YOUR INSTRUCTIONS: Each record below should be repeated precisely as written.

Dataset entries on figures
☆ ☆ ☆ ☆ ☆ ☆ ☆
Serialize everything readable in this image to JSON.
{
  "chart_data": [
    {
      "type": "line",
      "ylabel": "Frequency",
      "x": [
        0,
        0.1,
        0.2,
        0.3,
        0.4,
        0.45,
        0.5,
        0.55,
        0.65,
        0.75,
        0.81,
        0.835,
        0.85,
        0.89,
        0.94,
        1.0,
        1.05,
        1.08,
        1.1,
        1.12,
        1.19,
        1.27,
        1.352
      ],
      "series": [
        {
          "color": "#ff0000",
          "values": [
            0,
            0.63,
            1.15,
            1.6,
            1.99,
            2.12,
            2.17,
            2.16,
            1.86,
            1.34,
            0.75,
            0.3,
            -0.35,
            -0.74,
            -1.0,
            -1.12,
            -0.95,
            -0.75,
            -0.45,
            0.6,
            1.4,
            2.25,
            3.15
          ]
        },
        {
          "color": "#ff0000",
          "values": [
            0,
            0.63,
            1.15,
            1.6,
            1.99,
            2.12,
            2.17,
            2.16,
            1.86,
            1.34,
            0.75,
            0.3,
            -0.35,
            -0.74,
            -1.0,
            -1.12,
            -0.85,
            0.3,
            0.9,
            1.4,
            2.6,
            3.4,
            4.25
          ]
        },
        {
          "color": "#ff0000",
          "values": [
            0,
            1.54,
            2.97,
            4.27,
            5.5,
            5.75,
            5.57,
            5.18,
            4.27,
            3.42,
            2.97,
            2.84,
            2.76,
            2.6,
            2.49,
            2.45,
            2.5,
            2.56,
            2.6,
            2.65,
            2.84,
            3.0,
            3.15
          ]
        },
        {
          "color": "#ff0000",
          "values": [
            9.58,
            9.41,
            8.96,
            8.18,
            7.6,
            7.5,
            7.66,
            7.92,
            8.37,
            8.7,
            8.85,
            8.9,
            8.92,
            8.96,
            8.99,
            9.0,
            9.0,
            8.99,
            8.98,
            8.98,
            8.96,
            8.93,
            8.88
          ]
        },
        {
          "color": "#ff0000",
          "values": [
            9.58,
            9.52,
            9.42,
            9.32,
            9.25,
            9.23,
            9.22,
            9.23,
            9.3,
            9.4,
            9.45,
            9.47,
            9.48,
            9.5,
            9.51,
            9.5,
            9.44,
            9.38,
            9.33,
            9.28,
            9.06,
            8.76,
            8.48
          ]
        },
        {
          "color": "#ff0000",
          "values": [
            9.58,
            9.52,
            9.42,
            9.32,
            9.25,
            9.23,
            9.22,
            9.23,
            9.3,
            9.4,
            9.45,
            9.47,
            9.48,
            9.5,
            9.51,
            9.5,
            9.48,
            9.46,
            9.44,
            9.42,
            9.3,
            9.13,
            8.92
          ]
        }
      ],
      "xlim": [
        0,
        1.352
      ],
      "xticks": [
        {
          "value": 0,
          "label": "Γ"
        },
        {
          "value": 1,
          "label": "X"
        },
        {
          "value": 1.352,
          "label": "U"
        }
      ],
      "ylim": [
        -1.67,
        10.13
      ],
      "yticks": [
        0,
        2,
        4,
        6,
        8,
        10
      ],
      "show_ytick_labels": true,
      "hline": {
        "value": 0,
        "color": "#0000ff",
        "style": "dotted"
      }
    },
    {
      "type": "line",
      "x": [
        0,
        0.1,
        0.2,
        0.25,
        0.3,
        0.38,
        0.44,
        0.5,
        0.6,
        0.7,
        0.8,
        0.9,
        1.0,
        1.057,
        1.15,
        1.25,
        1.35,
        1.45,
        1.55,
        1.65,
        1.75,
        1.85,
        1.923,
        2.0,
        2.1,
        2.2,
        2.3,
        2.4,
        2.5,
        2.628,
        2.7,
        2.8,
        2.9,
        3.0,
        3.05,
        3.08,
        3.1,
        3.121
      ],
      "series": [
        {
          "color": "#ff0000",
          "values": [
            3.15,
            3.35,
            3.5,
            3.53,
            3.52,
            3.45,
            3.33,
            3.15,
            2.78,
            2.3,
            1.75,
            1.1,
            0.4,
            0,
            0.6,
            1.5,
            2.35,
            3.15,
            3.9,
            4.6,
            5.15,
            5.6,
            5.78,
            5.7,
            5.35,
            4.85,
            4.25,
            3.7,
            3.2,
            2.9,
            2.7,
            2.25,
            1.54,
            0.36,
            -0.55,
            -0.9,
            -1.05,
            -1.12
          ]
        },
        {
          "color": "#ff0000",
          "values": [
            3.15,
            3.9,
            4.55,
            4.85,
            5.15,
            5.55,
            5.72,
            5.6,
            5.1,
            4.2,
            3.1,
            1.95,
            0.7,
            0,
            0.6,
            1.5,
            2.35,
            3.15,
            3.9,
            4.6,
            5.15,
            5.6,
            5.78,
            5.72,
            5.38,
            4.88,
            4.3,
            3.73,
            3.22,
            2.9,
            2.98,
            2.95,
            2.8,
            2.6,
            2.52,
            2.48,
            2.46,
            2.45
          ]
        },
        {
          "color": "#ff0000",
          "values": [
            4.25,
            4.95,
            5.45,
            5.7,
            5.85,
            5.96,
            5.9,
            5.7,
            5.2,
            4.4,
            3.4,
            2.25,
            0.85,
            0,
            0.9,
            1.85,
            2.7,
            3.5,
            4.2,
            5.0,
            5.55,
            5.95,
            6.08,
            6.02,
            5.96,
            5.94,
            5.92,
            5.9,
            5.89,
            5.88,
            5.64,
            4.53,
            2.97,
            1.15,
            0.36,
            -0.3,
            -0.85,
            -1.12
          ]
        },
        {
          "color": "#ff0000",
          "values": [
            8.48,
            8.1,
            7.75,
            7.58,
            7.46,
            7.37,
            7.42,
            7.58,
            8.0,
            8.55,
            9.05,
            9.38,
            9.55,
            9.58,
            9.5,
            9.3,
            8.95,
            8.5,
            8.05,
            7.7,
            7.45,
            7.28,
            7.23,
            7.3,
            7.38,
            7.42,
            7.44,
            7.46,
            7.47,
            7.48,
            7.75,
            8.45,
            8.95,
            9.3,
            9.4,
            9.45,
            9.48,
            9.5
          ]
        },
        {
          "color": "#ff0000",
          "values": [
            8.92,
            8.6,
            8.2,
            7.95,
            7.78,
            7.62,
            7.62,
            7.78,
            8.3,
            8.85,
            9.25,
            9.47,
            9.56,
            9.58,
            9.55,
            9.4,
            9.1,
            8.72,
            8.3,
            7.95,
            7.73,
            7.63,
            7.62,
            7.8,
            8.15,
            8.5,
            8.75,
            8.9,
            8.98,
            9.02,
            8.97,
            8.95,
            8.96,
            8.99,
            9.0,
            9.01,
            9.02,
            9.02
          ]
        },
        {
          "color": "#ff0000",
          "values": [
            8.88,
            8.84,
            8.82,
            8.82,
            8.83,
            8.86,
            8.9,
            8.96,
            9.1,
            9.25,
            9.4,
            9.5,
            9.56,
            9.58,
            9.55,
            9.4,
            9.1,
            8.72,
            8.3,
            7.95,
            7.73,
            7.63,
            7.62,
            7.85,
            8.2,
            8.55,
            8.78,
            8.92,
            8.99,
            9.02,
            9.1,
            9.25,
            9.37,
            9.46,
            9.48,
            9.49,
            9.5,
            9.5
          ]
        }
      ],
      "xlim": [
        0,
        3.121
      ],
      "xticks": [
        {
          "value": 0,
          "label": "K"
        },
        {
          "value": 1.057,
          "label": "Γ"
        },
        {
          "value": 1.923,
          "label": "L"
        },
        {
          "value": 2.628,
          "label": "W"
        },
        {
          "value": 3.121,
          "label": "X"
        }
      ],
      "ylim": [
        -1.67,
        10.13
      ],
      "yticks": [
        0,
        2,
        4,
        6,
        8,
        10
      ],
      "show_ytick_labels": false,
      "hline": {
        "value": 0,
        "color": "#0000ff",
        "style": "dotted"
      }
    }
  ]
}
☆ ☆ ☆ ☆ ☆ ☆ ☆
REPLY:
Serialize everything readable in this image to JSON.
{
  "chart_data": [
    {
      "type": "line",
      "ylabel": "Frequency",
      "x": [
        0,
        0.1,
        0.2,
        0.3,
        0.4,
        0.45,
        0.5,
        0.55,
        0.65,
        0.75,
        0.81,
        0.835,
        0.85,
        0.89,
        0.94,
        1.0,
        1.05,
        1.08,
        1.1,
        1.12,
        1.19,
        1.27,
        1.352
      ],
      "series": [
        {
          "color": "#ff0000",
          "values": [
            0,
            0.63,
            1.15,
            1.6,
            1.99,
            2.12,
            2.17,
            2.16,
            1.86,
            1.34,
            0.75,
            0.3,
            -0.35,
            -0.74,
            -1.0,
            -1.12,
            -0.95,
            -0.75,
            -0.45,
            0.6,
            1.4,
            2.25,
            3.15
          ]
        },
        {
          "color": "#ff0000",
          "values": [
            0,
            0.63,
            1.15,
            1.6,
            1.99,
            2.12,
            2.17,
            2.16,
            1.86,
            1.34,
            0.75,
            0.3,
            -0.35,
            -0.74,
            -1.0,
            -1.12,
            -0.85,
            0.3,
            0.9,
            1.4,
            2.6,
            3.4,
            4.25
          ]
        },
        {
          "color": "#ff0000",
          "values": [
            0,
            1.54,
            2.97,
            4.27,
            5.5,
            5.75,
            5.57,
            5.18,
            4.27,
            3.42,
            2.97,
            2.84,
            2.76,
            2.6,
            2.49,
            2.45,
            2.5,
            2.56,
            2.6,
            2.65,
            2.84,
            3.0,
            3.15
          ]
        },
        {
          "color": "#ff0000",
          "values": [
            9.58,
            9.41,
            8.96,
            8.18,
            7.6,
            7.5,
            7.66,
            7.92,
            8.37,
            8.7,
            8.85,
            8.9,
            8.92,
            8.96,
            8.99,
            9.0,
            9.0,
            8.99,
            8.98,
            8.98,
            8.96,
            8.93,
            8.88
          ]
        },
        {
          "color": "#ff0000",
          "values": [
            9.58,
            9.52,
            9.42,
            9.32,
            9.25,
            9.23,
            9.22,
            9.23,
            9.3,
            9.4,
            9.45,
            9.47,
            9.48,
            9.5,
            9.51,
            9.5,
            9.44,
            9.38,
            9.33,
            9.28,
            9.06,
            8.76,
            8.48
          ]
        },
        {
          "color": "#ff0000",
          "values": [
            9.58,
            9.52,
            9.42,
            9.32,
            9.25,
            9.23,
            9.22,
            9.23,
            9.3,
            9.4,
            9.45,
            9.47,
            9.48,
            9.5,
            9.51,
            9.5,
            9.48,
            9.46,
            9.44,
            9.42,
            9.3,
            9.13,
            8.92
          ]
        }
      ],
      "xlim": [
        0,
        1.352
      ],
      "xticks": [
        {
          "value": 0,
          "label": "Γ"
        },
        {
          "value": 1,
          "label": "X"
        },
        {
          "value": 1.352,
          "label": "U"
        }
      ],
      "ylim": [
        -1.67,
        10.13
      ],
      "yticks": [
        0,
        2,
        4,
        6,
        8,
        10
      ],
      "show_ytick_labels": true,
      "hline": {
        "value": 0,
        "color": "#0000ff",
        "style": "dotted"
      }
    },
    {
      "type": "line",
      "x": [
        0,
        0.1,
        0.2,
        0.25,
        0.3,
        0.38,
        0.44,
        0.5,
        0.6,
        0.7,
        0.8,
        0.9,
        1.0,
        1.057,
        1.15,
        1.25,
        1.35,
        1.45,
        1.55,
        1.65,
        1.75,
        1.85,
        1.923,
        2.0,
        2.1,
        2.2,
        2.3,
        2.4,
        2.5,
        2.628,
        2.7,
        2.8,
        2.9,
        3.0,
        3.05,
        3.08,
        3.1,
        3.121
      ],
      "series": [
        {
          "color": "#ff0000",
          "values": [
            3.15,
            3.35,
            3.5,
            3.53,
            3.52,
            3.45,
            3.33,
            3.15,
            2.78,
            2.3,
            1.75,
            1.1,
            0.4,
            0,
            0.6,
            1.5,
            2.35,
            3.15,
            3.9,
            4.6,
            5.15,
            5.6,
            5.78,
            5.7,
            5.35,
            4.85,
            4.25,
            3.7,
            3.2,
            2.9,
            2.7,
            2.25,
            1.54,
            0.36,
            -0.55,
            -0.9,
            -1.05,
            -1.12
          ]
        },
        {
          "color": "#ff0000",
          "values": [
            3.15,
            3.9,
            4.55,
            4.85,
            5.15,
            5.55,
            5.72,
            5.6,
            5.1,
            4.2,
            3.1,
            1.95,
            0.7,
            0,
            0.6,
            1.5,
            2.35,
            3.15,
            3.9,
            4.6,
            5.15,
            5.6,
            5.78,
            5.72,
            5.38,
            4.88,
            4.3,
            3.73,
            3.22,
            2.9,
            2.98,
            2.95,
            2.8,
            2.6,
            2.52,
            2.48,
            2.46,
            2.45
          ]
        },
        {
          "color": "#ff0000",
          "values": [
            4.25,
            4.95,
            5.45,
            5.7,
            5.85,
            5.96,
            5.9,
            5.7,
            5.2,
            4.4,
            3.4,
            2.25,
            0.85,
            0,
            0.9,
            1.85,
            2.7,
            3.5,
            4.2,
            5.0,
            5.55,
            5.95,
            6.08,
            6.02,
            5.96,
            5.94,
            5.92,
            5.9,
            5.89,
            5.88,
            5.64,
            4.53,
            2.97,
            1.15,
            0.36,
            -0.3,
            -0.85,
            -1.12
          ]
        },
        {
          "color": "#ff0000",
          "values": [
            8.48,
            8.1,
            7.75,
            7.58,
            7.46,
            7.37,
            7.42,
            7.58,
            8.0,
            8.55,
            9.05,
            9.38,
            9.55,
            9.58,
            9.5,
            9.3,
            8.95,
            8.5,
            8.05,
            7.7,
            7.45,
            7.28,
            7.23,
            7.3,
            7.38,
            7.42,
            7.44,
            7.46,
            7.47,
            7.48,
            7.75,
            8.45,
            8.95,
            9.3,
            9.4,
            9.45,
            9.48,
            9.5
          ]
        },
        {
          "color": "#ff0000",
          "values": [
            8.92,
            8.6,
            8.2,
            7.95,
            7.78,
            7.62,
            7.62,
            7.78,
            8.3,
            8.85,
            9.25,
            9.47,
            9.56,
            9.58,
            9.55,
            9.4,
            9.1,
            8.72,
            8.3,
            7.95,
            7.73,
            7.63,
            7.62,
            7.8,
            8.15,
            8.5,
            8.75,
            8.9,
            8.98,
            9.02,
            8.97,
            8.95,
            8.96,
            8.99,
            9.0,
            9.01,
            9.02,
            9.02
          ]
        },
        {
          "color": "#ff0000",
          "values": [
            8.88,
            8.84,
            8.82,
            8.82,
            8.83,
            8.86,
            8.9,
            8.96,
            9.1,
            9.25,
            9.4,
            9.5,
            9.56,
            9.58,
            9.55,
            9.4,
            9.1,
            8.72,
            8.3,
            7.95,
            7.73,
            7.63,
            7.62,
            7.85,
            8.2,
            8.55,
            8.78,
            8.92,
            8.99,
            9.02,
            9.1,
            9.25,
            9.37,
            9.46,
            9.48,
            9.49,
            9.5,
            9.5
          ]
        }
      ],
      "xlim": [
        0,
        3.121
      ],
      "xticks": [
        {
          "value": 0,
          "label": "K"
        },
        {
          "value": 1.057,
          "label": "Γ"
        },
        {
          "value": 1.923,
          "label": "L"
        },
        {
          "value": 2.628,
          "label": "W"
        },
        {
          "value": 3.121,
          "label": "X"
        }
      ],
      "ylim": [
        -1.67,
        10.13
      ],
      "yticks": [
        0,
        2,
        4,
        6,
        8,
        10
      ],
      "show_ytick_labels": false,
      "hline": {
        "value": 0,
        "color": "#0000ff",
        "style": "dotted"
      }
    }
  ]
}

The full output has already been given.